— BEGIN Raw records —

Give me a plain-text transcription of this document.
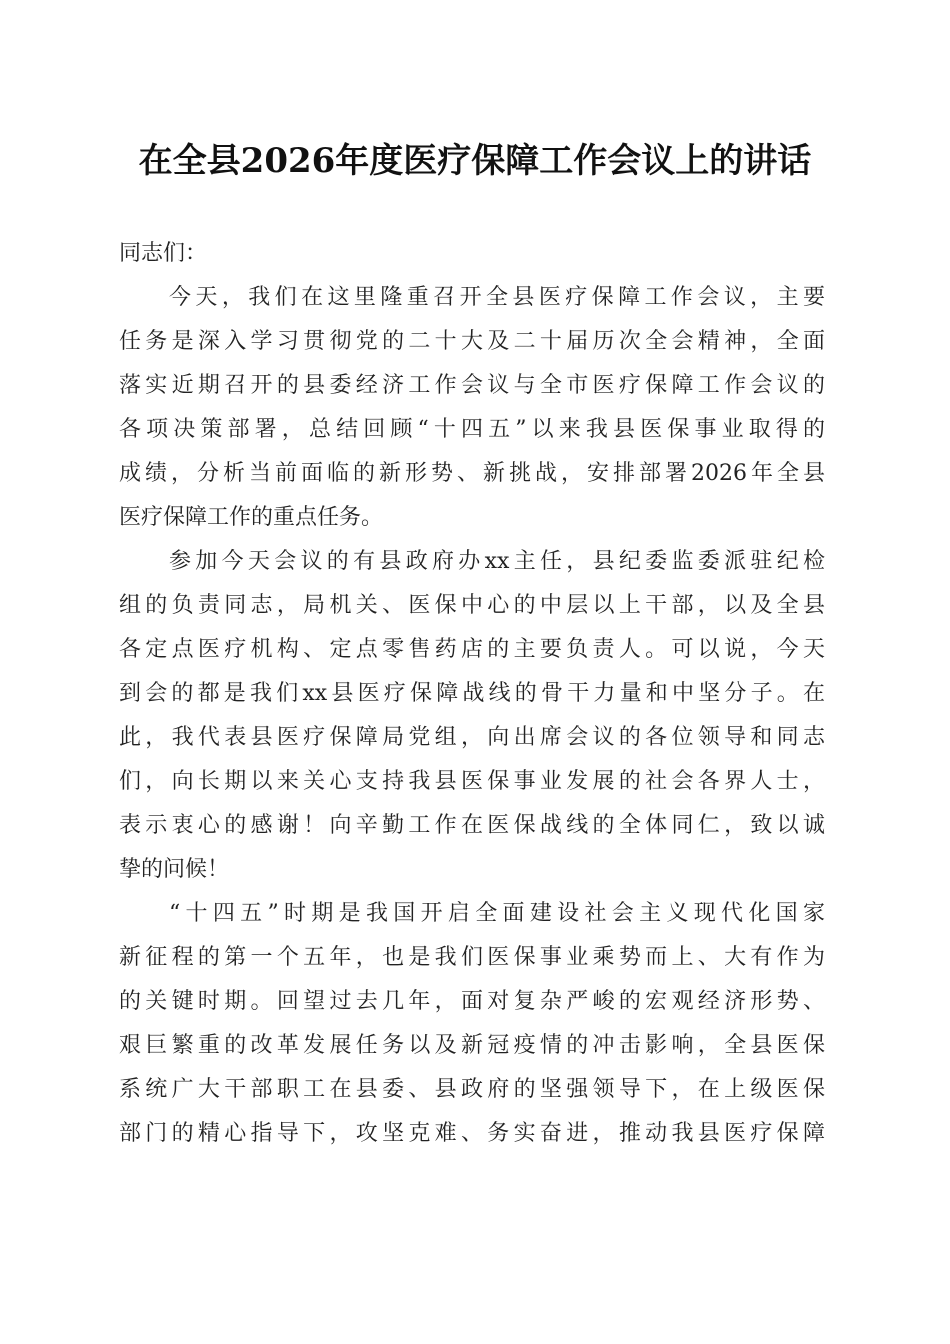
在全县2026年度医疗保障工作会议上的讲话
同志们：
今天，我们在这里隆重召开全县医疗保障工作会议，主要
任务是深入学习贯彻党的二十大及二十届历次全会精神，全面
落实近期召开的县委经济工作会议与全市医疗保障工作会议的
各项决策部署，总结回顾“十四五”以来我县医保事业取得的
成绩，分析当前面临的新形势、新挑战，安排部署2026年全县
医疗保障工作的重点任务。
参加今天会议的有县政府办xx主任，县纪委监委派驻纪检
组的负责同志，局机关、医保中心的中层以上干部，以及全县
各定点医疗机构、定点零售药店的主要负责人。可以说，今天
到会的都是我们xx县医疗保障战线的骨干力量和中坚分子。在
此，我代表县医疗保障局党组，向出席会议的各位领导和同志
们，向长期以来关心支持我县医保事业发展的社会各界人士，
表示衷心的感谢！向辛勤工作在医保战线的全体同仁，致以诚
挚的问候！
“十四五”时期是我国开启全面建设社会主义现代化国家
新征程的第一个五年，也是我们医保事业乘势而上、大有作为
的关键时期。回望过去几年，面对复杂严峻的宏观经济形势、
艰巨繁重的改革发展任务以及新冠疫情的冲击影响，全县医保
系统广大干部职工在县委、县政府的坚强领导下，在上级医保
部门的精心指导下，攻坚克难、务实奋进，推动我县医疗保障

— END Raw records —

| Written task |
Copy the listing in full and without alteration, omitting every picture.

| Exercise result |
Give me a plain-text transcription of this document.
在全县2026年度医疗保障工作会议上的讲话
同志们：
今天，我们在这里隆重召开全县医疗保障工作会议，主要
任务是深入学习贯彻党的二十大及二十届历次全会精神，全面
落实近期召开的县委经济工作会议与全市医疗保障工作会议的
各项决策部署，总结回顾“十四五”以来我县医保事业取得的
成绩，分析当前面临的新形势、新挑战，安排部署2026年全县
医疗保障工作的重点任务。
参加今天会议的有县政府办xx主任，县纪委监委派驻纪检
组的负责同志，局机关、医保中心的中层以上干部，以及全县
各定点医疗机构、定点零售药店的主要负责人。可以说，今天
到会的都是我们xx县医疗保障战线的骨干力量和中坚分子。在
此，我代表县医疗保障局党组，向出席会议的各位领导和同志
们，向长期以来关心支持我县医保事业发展的社会各界人士，
表示衷心的感谢！向辛勤工作在医保战线的全体同仁，致以诚
挚的问候！
“十四五”时期是我国开启全面建设社会主义现代化国家
新征程的第一个五年，也是我们医保事业乘势而上、大有作为
的关键时期。回望过去几年，面对复杂严峻的宏观经济形势、
艰巨繁重的改革发展任务以及新冠疫情的冲击影响，全县医保
系统广大干部职工在县委、县政府的坚强领导下，在上级医保
部门的精心指导下，攻坚克难、务实奋进，推动我县医疗保障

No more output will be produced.